→ **Your goal**
Transcribe each entry below exactly. Pictures do not go in the copy.

Dataset records on visual material:
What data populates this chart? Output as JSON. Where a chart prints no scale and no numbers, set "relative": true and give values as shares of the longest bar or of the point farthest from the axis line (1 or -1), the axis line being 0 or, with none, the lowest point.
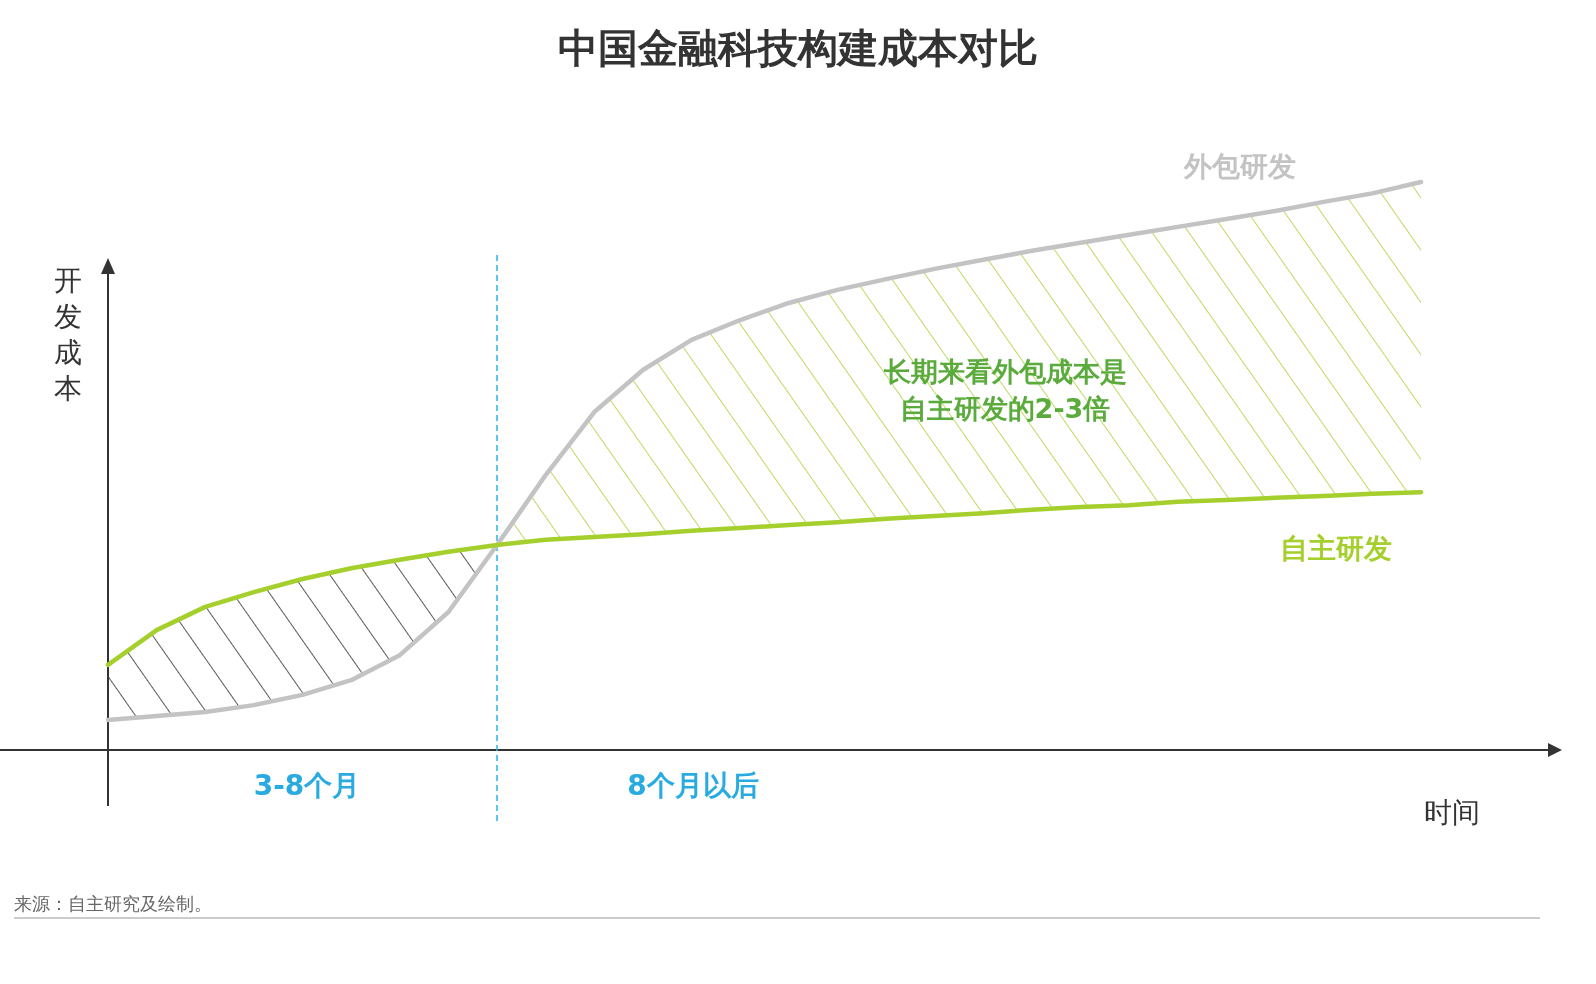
{
  "chart_data": {
    "type": "line",
    "title": "中国金融科技构建成本对比",
    "xlabel": "时间",
    "ylabel": "开发成本",
    "relative": true,
    "categories": [
      null,
      null,
      null,
      null,
      null,
      null,
      null,
      null,
      null,
      null,
      null,
      null,
      null,
      null,
      null,
      null,
      null,
      null,
      null,
      null,
      null,
      null,
      null,
      null,
      null,
      null,
      null,
      null
    ],
    "series": [
      {
        "name": "外包研发",
        "color": "#c3c3c3",
        "values": [
          0.053,
          0.06,
          0.067,
          0.079,
          0.097,
          0.123,
          0.167,
          0.243,
          0.361,
          0.484,
          0.595,
          0.669,
          0.722,
          0.757,
          0.787,
          0.81,
          0.829,
          0.847,
          0.863,
          0.879,
          0.893,
          0.907,
          0.921,
          0.935,
          0.949,
          0.965,
          0.98,
          1
        ]
      },
      {
        "name": "自主研发",
        "color": "#a5cf2d",
        "values": [
          0.15,
          0.211,
          0.252,
          0.278,
          0.301,
          0.32,
          0.335,
          0.349,
          0.361,
          0.37,
          0.375,
          0.38,
          0.386,
          0.391,
          0.396,
          0.401,
          0.407,
          0.412,
          0.417,
          0.423,
          0.428,
          0.431,
          0.437,
          0.44,
          0.444,
          0.447,
          0.451,
          0.454
        ]
      }
    ],
    "annotations": [
      "长期来看外包成本是自主研发的2-3倍",
      "3-8个月",
      "8个月以后",
      "来源：自主研究及绘制。"
    ]
  }
}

→ **Full output**
What data populates this chart? Output as JSON. Where a chart prints no scale and no numbers, set "relative": true and give values as shares of the longest bar or of the point farthest from the axis line (1 or -1), the axis line being 0 or, with none, the lowest point.
{
  "chart_data": {
    "type": "line",
    "title": "中国金融科技构建成本对比",
    "xlabel": "时间",
    "ylabel": "开发成本",
    "relative": true,
    "categories": [
      null,
      null,
      null,
      null,
      null,
      null,
      null,
      null,
      null,
      null,
      null,
      null,
      null,
      null,
      null,
      null,
      null,
      null,
      null,
      null,
      null,
      null,
      null,
      null,
      null,
      null,
      null,
      null
    ],
    "series": [
      {
        "name": "外包研发",
        "color": "#c3c3c3",
        "values": [
          0.053,
          0.06,
          0.067,
          0.079,
          0.097,
          0.123,
          0.167,
          0.243,
          0.361,
          0.484,
          0.595,
          0.669,
          0.722,
          0.757,
          0.787,
          0.81,
          0.829,
          0.847,
          0.863,
          0.879,
          0.893,
          0.907,
          0.921,
          0.935,
          0.949,
          0.965,
          0.98,
          1
        ]
      },
      {
        "name": "自主研发",
        "color": "#a5cf2d",
        "values": [
          0.15,
          0.211,
          0.252,
          0.278,
          0.301,
          0.32,
          0.335,
          0.349,
          0.361,
          0.37,
          0.375,
          0.38,
          0.386,
          0.391,
          0.396,
          0.401,
          0.407,
          0.412,
          0.417,
          0.423,
          0.428,
          0.431,
          0.437,
          0.44,
          0.444,
          0.447,
          0.451,
          0.454
        ]
      }
    ],
    "annotations": [
      "长期来看外包成本是自主研发的2-3倍",
      "3-8个月",
      "8个月以后",
      "来源：自主研究及绘制。"
    ]
  }
}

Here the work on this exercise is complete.